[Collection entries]
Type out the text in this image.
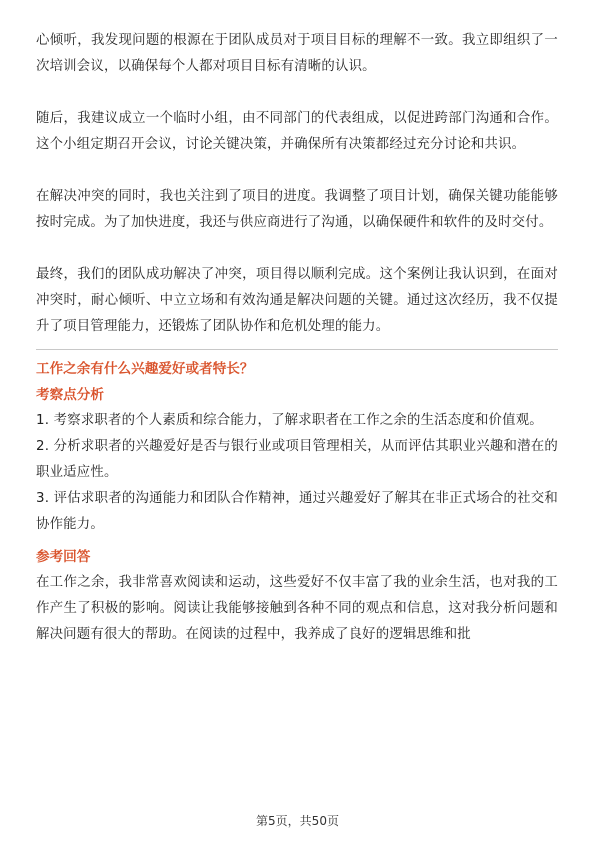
心倾听，我发现问题的根源在于团队成员对于项目目标的理解不一致。我立即组织了一次培训会议，以确保每个人都对项目目标有清晰的认识。

随后，我建议成立一个临时小组，由不同部门的代表组成，以促进跨部门沟通和合作。这个小组定期召开会议，讨论关键决策，并确保所有决策都经过充分讨论和共识。

在解决冲突的同时，我也关注到了项目的进度。我调整了项目计划，确保关键功能能够按时完成。为了加快进度，我还与供应商进行了沟通，以确保硬件和软件的及时交付。

最终，我们的团队成功解决了冲突，项目得以顺利完成。这个案例让我认识到，在面对冲突时，耐心倾听、中立立场和有效沟通是解决问题的关键。通过这次经历，我不仅提升了项目管理能力，还锻炼了团队协作和危机处理的能力。

工作之余有什么兴趣爱好或者特长？

考察点分析

1. 考察求职者的个人素质和综合能力，了解求职者在工作之余的生活态度和价值观。

2. 分析求职者的兴趣爱好是否与银行业或项目管理相关，从而评估其职业兴趣和潜在的职业适应性。

3. 评估求职者的沟通能力和团队合作精神，通过兴趣爱好了解其在非正式场合的社交和协作能力。

参考回答

在工作之余，我非常喜欢阅读和运动，这些爱好不仅丰富了我的业余生活，也对我的工作产生了积极的影响。阅读让我能够接触到各种不同的观点和信息，这对我分析问题和解决问题有很大的帮助。在阅读的过程中，我养成了良好的逻辑思维和批

第5页，共50页
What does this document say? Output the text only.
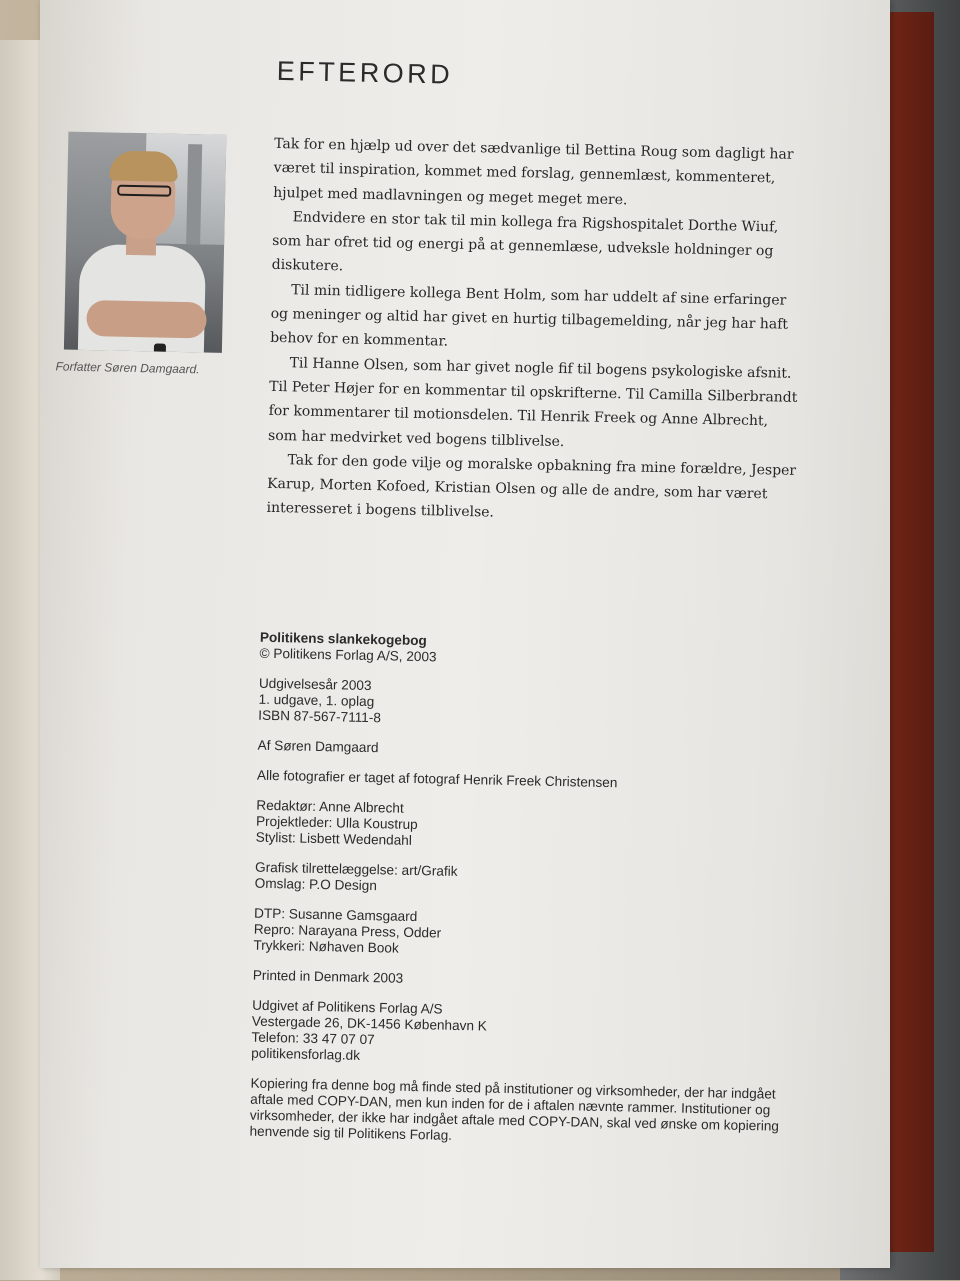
EFTERORD
Forfatter Søren Damgaard.

Tak for en hjælp ud over det sædvanlige til Bettina Roug som dagligt har været til inspiration, kommet med forslag, gennemlæst, kommenteret, hjulpet med madlavningen og meget meget mere.

Endvidere en stor tak til min kollega fra Rigshospitalet Dorthe Wiuf, som har ofret tid og energi på at gennemlæse, udveksle holdninger og diskutere.

Til min tidligere kollega Bent Holm, som har uddelt af sine erfaringer og meninger og altid har givet en hurtig tilbagemelding, når jeg har haft behov for en kommentar.

Til Hanne Olsen, som har givet nogle fif til bogens psykologiske afsnit. Til Peter Højer for en kommentar til opskrifterne. Til Camilla Silberbrandt for kommentarer til motionsdelen. Til Henrik Freek og Anne Albrecht, som har medvirket ved bogens tilblivelse.

Tak for den gode vilje og moralske opbakning fra mine forældre, Jesper Karup, Morten Kofoed, Kristian Olsen og alle de andre, som har været interesseret i bogens tilblivelse.

Politikens slankekogebog
© Politikens Forlag A/S, 2003
Udgivelsesår 2003
1. udgave, 1. oplag
ISBN 87-567-7111-8
Af Søren Damgaard
Alle fotografier er taget af fotograf Henrik Freek Christensen
Redaktør: Anne Albrecht
Projektleder: Ulla Koustrup
Stylist: Lisbett Wedendahl
Grafisk tilrettelæggelse: art/Grafik
Omslag: P.O Design
DTP: Susanne Gamsgaard
Repro: Narayana Press, Odder
Trykkeri: Nøhaven Book
Printed in Denmark 2003
Udgivet af Politikens Forlag A/S
Vestergade 26, DK-1456 København K
Telefon: 33 47 07 07
politikensforlag.dk
Kopiering fra denne bog må finde sted på institutioner og virksomheder, der har indgået aftale med COPY-DAN, men kun inden for de i aftalen nævnte rammer. Institutioner og virksomheder, der ikke har indgået aftale med COPY-DAN, skal ved ønske om kopiering henvende sig til Politikens Forlag.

### WORK TO COMPLETE:
Count how many lines above contain the word "Freek". Reply with the number alone.

### TASK SOLUTION:
2